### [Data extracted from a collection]
::::

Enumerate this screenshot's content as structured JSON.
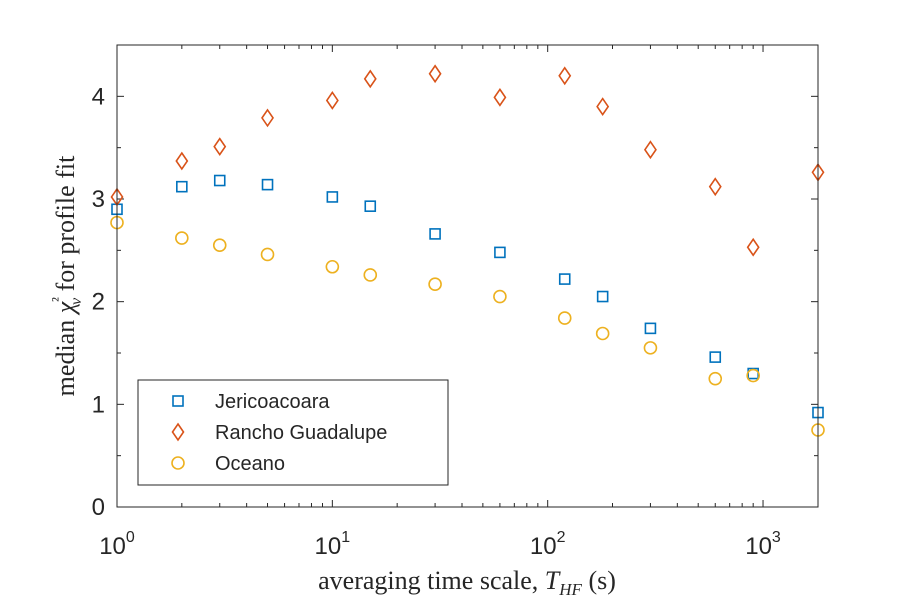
{
  "chart_data": {
    "type": "scatter",
    "xlabel": "averaging time scale, T_HF (s)",
    "ylabel": "median χ²_ν for profile fit",
    "xscale": "log",
    "xlim": [
      1,
      1800
    ],
    "ylim": [
      0,
      4.5
    ],
    "x_ticks": [
      {
        "base": "10",
        "exp": "0"
      },
      {
        "base": "10",
        "exp": "1"
      },
      {
        "base": "10",
        "exp": "2"
      },
      {
        "base": "10",
        "exp": "3"
      }
    ],
    "y_ticks": [
      "0",
      "1",
      "2",
      "3",
      "4"
    ],
    "grid": false,
    "legend_position": "bottom-left",
    "series": [
      {
        "name": "Jericoacoara",
        "marker": "square",
        "color": "#0072BD",
        "x": [
          1,
          2,
          3,
          5,
          10,
          15,
          30,
          60,
          120,
          180,
          300,
          600,
          900,
          1800
        ],
        "y": [
          2.9,
          3.12,
          3.18,
          3.14,
          3.02,
          2.93,
          2.66,
          2.48,
          2.22,
          2.05,
          1.74,
          1.46,
          1.3,
          0.92
        ]
      },
      {
        "name": "Rancho Guadalupe",
        "marker": "diamond",
        "color": "#D95319",
        "x": [
          1,
          2,
          3,
          5,
          10,
          15,
          30,
          60,
          120,
          180,
          300,
          600,
          900,
          1800
        ],
        "y": [
          3.02,
          3.37,
          3.51,
          3.79,
          3.96,
          4.17,
          4.22,
          3.99,
          4.2,
          3.9,
          3.48,
          3.12,
          2.53,
          3.26
        ]
      },
      {
        "name": "Oceano",
        "marker": "circle",
        "color": "#EDB120",
        "x": [
          1,
          2,
          3,
          5,
          10,
          15,
          30,
          60,
          120,
          180,
          300,
          600,
          900,
          1800
        ],
        "y": [
          2.77,
          2.62,
          2.55,
          2.46,
          2.34,
          2.26,
          2.17,
          2.05,
          1.84,
          1.69,
          1.55,
          1.25,
          1.28,
          0.75
        ]
      }
    ]
  }
}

::::

### [WORK TO DO]
Leaving the pictures aside, transcribe the entire listing exactly.

### [WRITTEN REPLY]
Enumerate this screenshot's content as structured JSON.
{
  "chart_data": {
    "type": "scatter",
    "xlabel": "averaging time scale, T_HF (s)",
    "ylabel": "median χ²_ν for profile fit",
    "xscale": "log",
    "xlim": [
      1,
      1800
    ],
    "ylim": [
      0,
      4.5
    ],
    "x_ticks": [
      {
        "base": "10",
        "exp": "0"
      },
      {
        "base": "10",
        "exp": "1"
      },
      {
        "base": "10",
        "exp": "2"
      },
      {
        "base": "10",
        "exp": "3"
      }
    ],
    "y_ticks": [
      "0",
      "1",
      "2",
      "3",
      "4"
    ],
    "grid": false,
    "legend_position": "bottom-left",
    "series": [
      {
        "name": "Jericoacoara",
        "marker": "square",
        "color": "#0072BD",
        "x": [
          1,
          2,
          3,
          5,
          10,
          15,
          30,
          60,
          120,
          180,
          300,
          600,
          900,
          1800
        ],
        "y": [
          2.9,
          3.12,
          3.18,
          3.14,
          3.02,
          2.93,
          2.66,
          2.48,
          2.22,
          2.05,
          1.74,
          1.46,
          1.3,
          0.92
        ]
      },
      {
        "name": "Rancho Guadalupe",
        "marker": "diamond",
        "color": "#D95319",
        "x": [
          1,
          2,
          3,
          5,
          10,
          15,
          30,
          60,
          120,
          180,
          300,
          600,
          900,
          1800
        ],
        "y": [
          3.02,
          3.37,
          3.51,
          3.79,
          3.96,
          4.17,
          4.22,
          3.99,
          4.2,
          3.9,
          3.48,
          3.12,
          2.53,
          3.26
        ]
      },
      {
        "name": "Oceano",
        "marker": "circle",
        "color": "#EDB120",
        "x": [
          1,
          2,
          3,
          5,
          10,
          15,
          30,
          60,
          120,
          180,
          300,
          600,
          900,
          1800
        ],
        "y": [
          2.77,
          2.62,
          2.55,
          2.46,
          2.34,
          2.26,
          2.17,
          2.05,
          1.84,
          1.69,
          1.55,
          1.25,
          1.28,
          0.75
        ]
      }
    ]
  }
}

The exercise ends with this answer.